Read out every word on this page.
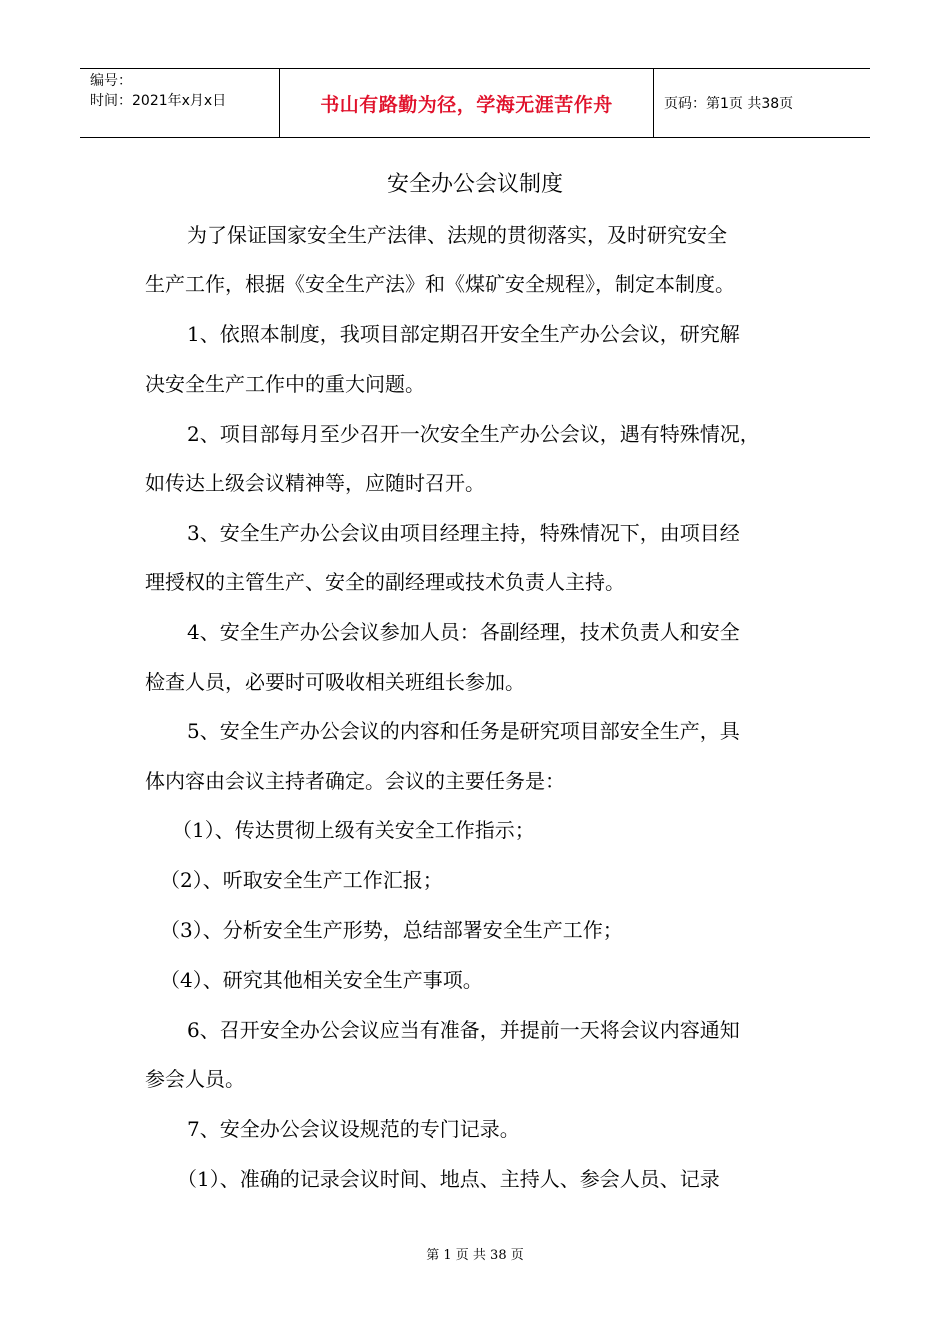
编号：
时间：2021年x月x日	书山有路勤为径，学海无涯苦作舟	页码：第1页 共38页
安全办公会议制度
为了保证国家安全生产法律、法规的贯彻落实，及时研究安全
生产工作，根据《安全生产法》和《煤矿安全规程》，制定本制度。
1、依照本制度，我项目部定期召开安全生产办公会议，研究解
决安全生产工作中的重大问题。
2、项目部每月至少召开一次安全生产办公会议，遇有特殊情况，
如传达上级会议精神等，应随时召开。
3、安全生产办公会议由项目经理主持，特殊情况下，由项目经
理授权的主管生产、安全的副经理或技术负责人主持。
4、安全生产办公会议参加人员：各副经理，技术负责人和安全
检查人员，必要时可吸收相关班组长参加。
5、安全生产办公会议的内容和任务是研究项目部安全生产，具
体内容由会议主持者确定。会议的主要任务是：
（1）、传达贯彻上级有关安全工作指示；
（2）、听取安全生产工作汇报；
（3）、分析安全生产形势，总结部署安全生产工作；
（4）、研究其他相关安全生产事项。
6、召开安全办公会议应当有准备，并提前一天将会议内容通知
参会人员。
7、安全办公会议设规范的专门记录。
（1）、准确的记录会议时间、地点、主持人、参会人员、记录
第 1 页 共 38 页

• • • •

#### Stated task:
Without the pictures, restate all the entries above exactly.

#### Response to this exercise:
Read out every word on this page.
编号：
时间：2021年x月x日	书山有路勤为径，学海无涯苦作舟	页码：第1页 共38页
安全办公会议制度
为了保证国家安全生产法律、法规的贯彻落实，及时研究安全
生产工作，根据《安全生产法》和《煤矿安全规程》，制定本制度。
1、依照本制度，我项目部定期召开安全生产办公会议，研究解
决安全生产工作中的重大问题。
2、项目部每月至少召开一次安全生产办公会议，遇有特殊情况，
如传达上级会议精神等，应随时召开。
3、安全生产办公会议由项目经理主持，特殊情况下，由项目经
理授权的主管生产、安全的副经理或技术负责人主持。
4、安全生产办公会议参加人员：各副经理，技术负责人和安全
检查人员，必要时可吸收相关班组长参加。
5、安全生产办公会议的内容和任务是研究项目部安全生产，具
体内容由会议主持者确定。会议的主要任务是：
（1）、传达贯彻上级有关安全工作指示；
（2）、听取安全生产工作汇报；
（3）、分析安全生产形势，总结部署安全生产工作；
（4）、研究其他相关安全生产事项。
6、召开安全办公会议应当有准备，并提前一天将会议内容通知
参会人员。
7、安全办公会议设规范的专门记录。
（1）、准确的记录会议时间、地点、主持人、参会人员、记录
第 1 页 共 38 页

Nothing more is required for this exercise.